Using the records provided below, locate and copy each line that contains the word "BLACK".
--- Entries ---
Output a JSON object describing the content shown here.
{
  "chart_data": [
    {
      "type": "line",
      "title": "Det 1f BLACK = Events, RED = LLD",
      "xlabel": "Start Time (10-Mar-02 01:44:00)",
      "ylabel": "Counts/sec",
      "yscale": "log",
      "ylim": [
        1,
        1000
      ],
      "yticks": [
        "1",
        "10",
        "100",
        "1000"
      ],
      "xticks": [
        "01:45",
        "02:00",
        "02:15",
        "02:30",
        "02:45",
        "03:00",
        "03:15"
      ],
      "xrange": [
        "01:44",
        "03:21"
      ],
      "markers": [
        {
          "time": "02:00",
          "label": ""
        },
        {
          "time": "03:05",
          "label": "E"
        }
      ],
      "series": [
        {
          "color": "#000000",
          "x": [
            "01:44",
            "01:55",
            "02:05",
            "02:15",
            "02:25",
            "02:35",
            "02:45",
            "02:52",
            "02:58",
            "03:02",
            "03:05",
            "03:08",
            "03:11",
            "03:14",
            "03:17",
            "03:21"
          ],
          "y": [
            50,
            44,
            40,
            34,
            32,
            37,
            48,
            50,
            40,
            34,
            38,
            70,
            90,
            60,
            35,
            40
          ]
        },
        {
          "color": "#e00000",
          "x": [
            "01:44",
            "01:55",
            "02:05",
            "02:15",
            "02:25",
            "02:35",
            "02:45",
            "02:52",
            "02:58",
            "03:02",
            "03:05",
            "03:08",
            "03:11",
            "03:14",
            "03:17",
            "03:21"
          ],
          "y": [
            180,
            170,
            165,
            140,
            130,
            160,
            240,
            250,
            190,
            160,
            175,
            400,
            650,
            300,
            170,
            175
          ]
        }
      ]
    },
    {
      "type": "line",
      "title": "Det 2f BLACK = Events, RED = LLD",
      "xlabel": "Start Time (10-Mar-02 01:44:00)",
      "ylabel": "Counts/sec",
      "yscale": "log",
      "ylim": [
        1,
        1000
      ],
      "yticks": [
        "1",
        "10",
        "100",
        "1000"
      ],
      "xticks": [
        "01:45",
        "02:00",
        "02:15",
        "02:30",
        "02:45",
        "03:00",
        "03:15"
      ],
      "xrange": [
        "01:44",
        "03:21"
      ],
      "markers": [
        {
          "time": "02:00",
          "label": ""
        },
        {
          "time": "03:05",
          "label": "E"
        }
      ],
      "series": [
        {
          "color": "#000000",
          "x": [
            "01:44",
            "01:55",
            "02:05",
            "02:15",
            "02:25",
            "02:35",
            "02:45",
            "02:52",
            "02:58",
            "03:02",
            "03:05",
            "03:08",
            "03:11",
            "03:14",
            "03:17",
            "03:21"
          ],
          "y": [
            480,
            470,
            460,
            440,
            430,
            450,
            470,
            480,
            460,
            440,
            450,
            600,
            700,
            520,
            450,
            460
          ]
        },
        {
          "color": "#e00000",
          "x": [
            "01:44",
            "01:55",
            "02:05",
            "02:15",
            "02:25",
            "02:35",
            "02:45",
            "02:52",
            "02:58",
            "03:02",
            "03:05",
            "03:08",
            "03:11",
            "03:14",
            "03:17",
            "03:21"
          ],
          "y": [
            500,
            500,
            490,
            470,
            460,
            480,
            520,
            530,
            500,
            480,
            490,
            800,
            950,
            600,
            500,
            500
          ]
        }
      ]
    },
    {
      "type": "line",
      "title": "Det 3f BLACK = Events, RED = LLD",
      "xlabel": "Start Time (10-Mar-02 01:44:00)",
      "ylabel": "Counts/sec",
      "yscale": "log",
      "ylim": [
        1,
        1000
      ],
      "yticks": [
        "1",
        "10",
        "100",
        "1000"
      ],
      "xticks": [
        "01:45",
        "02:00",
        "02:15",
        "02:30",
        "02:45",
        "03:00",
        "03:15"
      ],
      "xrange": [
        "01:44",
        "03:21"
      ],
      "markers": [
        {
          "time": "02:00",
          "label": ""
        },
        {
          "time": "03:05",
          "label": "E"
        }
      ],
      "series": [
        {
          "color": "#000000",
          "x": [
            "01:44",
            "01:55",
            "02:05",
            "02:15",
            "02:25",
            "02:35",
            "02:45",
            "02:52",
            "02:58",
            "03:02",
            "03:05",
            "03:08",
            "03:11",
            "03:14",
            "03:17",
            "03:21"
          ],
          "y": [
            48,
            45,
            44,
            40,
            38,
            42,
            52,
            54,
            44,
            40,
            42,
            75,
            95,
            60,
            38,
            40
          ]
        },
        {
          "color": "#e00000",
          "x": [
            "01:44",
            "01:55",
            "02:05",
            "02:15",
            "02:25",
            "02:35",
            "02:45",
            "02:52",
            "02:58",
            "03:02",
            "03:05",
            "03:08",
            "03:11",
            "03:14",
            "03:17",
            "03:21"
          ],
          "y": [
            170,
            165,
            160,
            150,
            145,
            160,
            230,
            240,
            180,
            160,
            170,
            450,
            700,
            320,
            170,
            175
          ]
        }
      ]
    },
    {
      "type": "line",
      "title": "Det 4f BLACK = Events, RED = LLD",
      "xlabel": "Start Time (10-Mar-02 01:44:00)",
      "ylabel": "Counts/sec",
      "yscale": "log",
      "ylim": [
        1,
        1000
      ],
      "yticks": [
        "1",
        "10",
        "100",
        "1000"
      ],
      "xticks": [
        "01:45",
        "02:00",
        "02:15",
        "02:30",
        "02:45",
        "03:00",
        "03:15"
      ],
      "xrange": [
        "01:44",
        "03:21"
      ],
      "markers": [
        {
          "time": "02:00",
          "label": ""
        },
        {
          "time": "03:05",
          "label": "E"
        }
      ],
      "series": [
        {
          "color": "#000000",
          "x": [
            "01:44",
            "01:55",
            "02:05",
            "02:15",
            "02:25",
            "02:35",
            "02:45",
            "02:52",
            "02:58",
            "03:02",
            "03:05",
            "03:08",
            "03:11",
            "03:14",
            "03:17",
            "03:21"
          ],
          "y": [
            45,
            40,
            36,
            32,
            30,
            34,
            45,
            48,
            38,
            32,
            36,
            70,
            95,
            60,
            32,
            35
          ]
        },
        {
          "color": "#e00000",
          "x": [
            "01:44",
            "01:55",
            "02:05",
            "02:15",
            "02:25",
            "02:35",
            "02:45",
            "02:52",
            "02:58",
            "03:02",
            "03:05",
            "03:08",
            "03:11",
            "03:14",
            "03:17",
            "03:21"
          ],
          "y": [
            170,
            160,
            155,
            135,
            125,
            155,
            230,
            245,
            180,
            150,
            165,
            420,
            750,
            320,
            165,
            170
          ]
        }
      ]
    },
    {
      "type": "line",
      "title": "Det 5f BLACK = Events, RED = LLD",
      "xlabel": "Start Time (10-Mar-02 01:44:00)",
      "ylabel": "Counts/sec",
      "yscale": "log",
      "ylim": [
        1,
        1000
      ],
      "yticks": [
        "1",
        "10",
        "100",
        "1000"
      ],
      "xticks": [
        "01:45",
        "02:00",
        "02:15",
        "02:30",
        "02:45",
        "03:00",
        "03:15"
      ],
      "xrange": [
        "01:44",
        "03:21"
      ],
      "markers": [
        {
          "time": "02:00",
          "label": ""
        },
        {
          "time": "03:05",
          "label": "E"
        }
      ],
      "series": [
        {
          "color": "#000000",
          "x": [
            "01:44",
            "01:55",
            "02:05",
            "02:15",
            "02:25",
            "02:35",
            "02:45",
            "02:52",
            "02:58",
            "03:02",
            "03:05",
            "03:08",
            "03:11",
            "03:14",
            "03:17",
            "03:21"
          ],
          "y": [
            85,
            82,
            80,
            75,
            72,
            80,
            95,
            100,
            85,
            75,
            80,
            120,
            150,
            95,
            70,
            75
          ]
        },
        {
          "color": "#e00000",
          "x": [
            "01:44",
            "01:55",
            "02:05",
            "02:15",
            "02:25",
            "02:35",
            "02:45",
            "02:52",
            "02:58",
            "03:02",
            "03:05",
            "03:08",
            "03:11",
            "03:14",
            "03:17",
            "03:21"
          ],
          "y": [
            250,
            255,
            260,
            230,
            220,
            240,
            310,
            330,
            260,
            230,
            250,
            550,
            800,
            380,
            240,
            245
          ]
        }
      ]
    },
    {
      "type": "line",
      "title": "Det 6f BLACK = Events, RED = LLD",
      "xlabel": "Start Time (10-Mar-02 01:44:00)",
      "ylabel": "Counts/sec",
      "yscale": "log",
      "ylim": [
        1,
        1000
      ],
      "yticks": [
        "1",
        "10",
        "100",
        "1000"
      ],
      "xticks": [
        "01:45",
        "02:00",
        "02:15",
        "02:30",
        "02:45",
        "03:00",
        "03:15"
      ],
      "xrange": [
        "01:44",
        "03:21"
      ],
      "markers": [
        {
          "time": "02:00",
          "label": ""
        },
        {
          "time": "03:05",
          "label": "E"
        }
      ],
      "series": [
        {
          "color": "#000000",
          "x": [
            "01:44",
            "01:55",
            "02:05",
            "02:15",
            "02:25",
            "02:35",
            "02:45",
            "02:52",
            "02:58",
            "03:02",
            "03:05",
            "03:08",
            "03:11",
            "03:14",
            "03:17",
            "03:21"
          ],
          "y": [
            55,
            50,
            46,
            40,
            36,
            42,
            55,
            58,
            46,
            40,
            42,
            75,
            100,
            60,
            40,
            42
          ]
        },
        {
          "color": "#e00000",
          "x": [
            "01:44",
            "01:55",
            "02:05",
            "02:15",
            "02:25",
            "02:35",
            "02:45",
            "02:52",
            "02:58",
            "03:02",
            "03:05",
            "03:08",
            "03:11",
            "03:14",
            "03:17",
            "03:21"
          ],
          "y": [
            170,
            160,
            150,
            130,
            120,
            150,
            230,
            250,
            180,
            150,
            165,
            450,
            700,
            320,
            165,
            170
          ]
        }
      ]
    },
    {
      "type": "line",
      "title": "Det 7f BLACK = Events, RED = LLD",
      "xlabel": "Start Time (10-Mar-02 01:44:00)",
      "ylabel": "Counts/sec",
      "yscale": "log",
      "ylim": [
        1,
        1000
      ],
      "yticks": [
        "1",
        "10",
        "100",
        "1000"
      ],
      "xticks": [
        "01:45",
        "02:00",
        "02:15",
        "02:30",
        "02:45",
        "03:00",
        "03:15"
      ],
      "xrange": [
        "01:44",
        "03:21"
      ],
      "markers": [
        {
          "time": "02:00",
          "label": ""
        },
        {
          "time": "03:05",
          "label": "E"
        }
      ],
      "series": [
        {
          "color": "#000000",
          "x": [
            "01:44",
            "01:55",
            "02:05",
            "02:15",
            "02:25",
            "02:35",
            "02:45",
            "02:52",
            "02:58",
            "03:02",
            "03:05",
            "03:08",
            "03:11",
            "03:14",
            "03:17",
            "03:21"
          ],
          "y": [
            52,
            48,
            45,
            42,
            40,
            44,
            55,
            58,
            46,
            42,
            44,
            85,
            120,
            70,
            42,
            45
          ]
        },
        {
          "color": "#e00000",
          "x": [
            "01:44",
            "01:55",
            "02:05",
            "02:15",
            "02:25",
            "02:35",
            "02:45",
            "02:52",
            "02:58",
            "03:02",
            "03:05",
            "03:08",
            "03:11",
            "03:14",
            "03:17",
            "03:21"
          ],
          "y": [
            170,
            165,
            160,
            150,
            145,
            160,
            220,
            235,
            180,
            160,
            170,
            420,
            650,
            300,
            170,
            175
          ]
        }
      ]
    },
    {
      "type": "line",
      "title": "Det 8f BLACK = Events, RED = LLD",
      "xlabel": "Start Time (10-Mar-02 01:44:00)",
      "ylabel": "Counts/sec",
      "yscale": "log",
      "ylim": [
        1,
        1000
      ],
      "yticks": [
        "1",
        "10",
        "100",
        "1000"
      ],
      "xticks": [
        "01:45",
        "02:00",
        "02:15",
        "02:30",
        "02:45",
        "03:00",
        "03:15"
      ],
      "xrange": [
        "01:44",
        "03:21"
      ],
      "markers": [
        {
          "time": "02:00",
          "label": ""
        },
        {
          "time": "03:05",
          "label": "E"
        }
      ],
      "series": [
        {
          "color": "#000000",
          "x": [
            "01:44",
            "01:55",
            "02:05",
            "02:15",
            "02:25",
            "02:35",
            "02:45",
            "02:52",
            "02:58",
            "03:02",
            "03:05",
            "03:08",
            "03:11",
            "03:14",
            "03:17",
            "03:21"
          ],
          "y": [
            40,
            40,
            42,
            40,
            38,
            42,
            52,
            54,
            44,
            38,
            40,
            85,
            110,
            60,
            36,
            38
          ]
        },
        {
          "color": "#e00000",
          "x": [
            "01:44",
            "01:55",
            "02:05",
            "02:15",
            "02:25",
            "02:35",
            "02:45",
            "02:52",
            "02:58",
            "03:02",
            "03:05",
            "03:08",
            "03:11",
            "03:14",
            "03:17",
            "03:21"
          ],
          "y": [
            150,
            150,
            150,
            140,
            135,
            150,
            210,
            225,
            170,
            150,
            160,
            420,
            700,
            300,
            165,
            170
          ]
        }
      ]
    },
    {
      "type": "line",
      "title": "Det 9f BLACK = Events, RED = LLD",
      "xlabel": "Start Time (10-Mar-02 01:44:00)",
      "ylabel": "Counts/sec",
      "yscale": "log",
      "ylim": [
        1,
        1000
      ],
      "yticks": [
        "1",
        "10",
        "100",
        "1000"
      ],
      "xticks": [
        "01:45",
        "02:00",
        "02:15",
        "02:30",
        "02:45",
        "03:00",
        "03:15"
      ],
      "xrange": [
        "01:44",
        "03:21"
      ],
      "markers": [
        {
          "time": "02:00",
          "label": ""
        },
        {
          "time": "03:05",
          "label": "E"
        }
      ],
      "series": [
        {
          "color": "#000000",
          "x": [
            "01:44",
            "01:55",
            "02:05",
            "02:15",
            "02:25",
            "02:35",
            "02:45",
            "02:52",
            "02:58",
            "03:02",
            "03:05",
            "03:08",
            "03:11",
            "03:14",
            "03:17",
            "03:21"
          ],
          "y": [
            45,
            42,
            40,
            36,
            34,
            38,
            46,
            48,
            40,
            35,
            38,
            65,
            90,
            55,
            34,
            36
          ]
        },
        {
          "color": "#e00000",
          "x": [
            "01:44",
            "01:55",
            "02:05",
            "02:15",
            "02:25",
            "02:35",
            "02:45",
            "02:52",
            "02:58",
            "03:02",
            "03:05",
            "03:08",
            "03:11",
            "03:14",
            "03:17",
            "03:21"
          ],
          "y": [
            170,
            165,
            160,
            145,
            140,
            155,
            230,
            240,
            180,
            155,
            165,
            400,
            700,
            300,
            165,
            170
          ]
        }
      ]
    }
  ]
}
---
◆ **Task response**
      "title": "Det 1f BLACK = Events, RED = LLD",
      "title": "Det 2f BLACK = Events, RED = LLD",
      "title": "Det 3f BLACK = Events, RED = LLD",
      "title": "Det 4f BLACK = Events, RED = LLD",
      "title": "Det 5f BLACK = Events, RED = LLD",
      "title": "Det 6f BLACK = Events, RED = LLD",
      "title": "Det 7f BLACK = Events, RED = LLD",
      "title": "Det 8f BLACK = Events, RED = LLD",
      "title": "Det 9f BLACK = Events, RED = LLD",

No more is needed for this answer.